- WRITTEN INSTRUCTION: Make an exact copy of the lines below.
#####
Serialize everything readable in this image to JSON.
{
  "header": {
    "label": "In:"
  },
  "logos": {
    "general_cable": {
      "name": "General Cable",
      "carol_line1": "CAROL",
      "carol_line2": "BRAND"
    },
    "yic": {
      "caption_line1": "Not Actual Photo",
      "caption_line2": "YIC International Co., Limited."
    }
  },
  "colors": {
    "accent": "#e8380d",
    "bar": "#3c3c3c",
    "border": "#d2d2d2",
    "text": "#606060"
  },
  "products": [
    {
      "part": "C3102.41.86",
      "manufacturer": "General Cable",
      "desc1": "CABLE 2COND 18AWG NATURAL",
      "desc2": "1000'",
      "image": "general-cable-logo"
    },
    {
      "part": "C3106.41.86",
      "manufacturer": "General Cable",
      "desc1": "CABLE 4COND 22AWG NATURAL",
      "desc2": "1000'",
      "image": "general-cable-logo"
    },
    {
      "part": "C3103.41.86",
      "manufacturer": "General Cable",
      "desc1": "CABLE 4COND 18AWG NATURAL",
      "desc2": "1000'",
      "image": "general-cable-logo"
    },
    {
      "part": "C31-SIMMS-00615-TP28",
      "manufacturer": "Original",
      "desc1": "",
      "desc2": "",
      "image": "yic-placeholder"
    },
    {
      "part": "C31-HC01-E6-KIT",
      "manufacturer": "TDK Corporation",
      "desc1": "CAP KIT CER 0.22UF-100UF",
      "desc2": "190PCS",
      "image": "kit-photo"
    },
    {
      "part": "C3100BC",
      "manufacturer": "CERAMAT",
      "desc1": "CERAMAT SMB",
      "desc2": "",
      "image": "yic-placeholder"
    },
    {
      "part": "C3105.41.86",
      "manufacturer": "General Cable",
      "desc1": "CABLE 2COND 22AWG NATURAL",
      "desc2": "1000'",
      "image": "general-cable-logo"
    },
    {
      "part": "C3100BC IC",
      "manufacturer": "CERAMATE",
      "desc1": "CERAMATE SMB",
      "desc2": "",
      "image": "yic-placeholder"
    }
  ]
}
#####
- EXPECTED ANSWER:
Serialize everything readable in this image to JSON.
{
  "header": {
    "label": "In:"
  },
  "logos": {
    "general_cable": {
      "name": "General Cable",
      "carol_line1": "CAROL",
      "carol_line2": "BRAND"
    },
    "yic": {
      "caption_line1": "Not Actual Photo",
      "caption_line2": "YIC International Co., Limited."
    }
  },
  "colors": {
    "accent": "#e8380d",
    "bar": "#3c3c3c",
    "border": "#d2d2d2",
    "text": "#606060"
  },
  "products": [
    {
      "part": "C3102.41.86",
      "manufacturer": "General Cable",
      "desc1": "CABLE 2COND 18AWG NATURAL",
      "desc2": "1000'",
      "image": "general-cable-logo"
    },
    {
      "part": "C3106.41.86",
      "manufacturer": "General Cable",
      "desc1": "CABLE 4COND 22AWG NATURAL",
      "desc2": "1000'",
      "image": "general-cable-logo"
    },
    {
      "part": "C3103.41.86",
      "manufacturer": "General Cable",
      "desc1": "CABLE 4COND 18AWG NATURAL",
      "desc2": "1000'",
      "image": "general-cable-logo"
    },
    {
      "part": "C31-SIMMS-00615-TP28",
      "manufacturer": "Original",
      "desc1": "",
      "desc2": "",
      "image": "yic-placeholder"
    },
    {
      "part": "C31-HC01-E6-KIT",
      "manufacturer": "TDK Corporation",
      "desc1": "CAP KIT CER 0.22UF-100UF",
      "desc2": "190PCS",
      "image": "kit-photo"
    },
    {
      "part": "C3100BC",
      "manufacturer": "CERAMAT",
      "desc1": "CERAMAT SMB",
      "desc2": "",
      "image": "yic-placeholder"
    },
    {
      "part": "C3105.41.86",
      "manufacturer": "General Cable",
      "desc1": "CABLE 2COND 22AWG NATURAL",
      "desc2": "1000'",
      "image": "general-cable-logo"
    },
    {
      "part": "C3100BC IC",
      "manufacturer": "CERAMATE",
      "desc1": "CERAMATE SMB",
      "desc2": "",
      "image": "yic-placeholder"
    }
  ]
}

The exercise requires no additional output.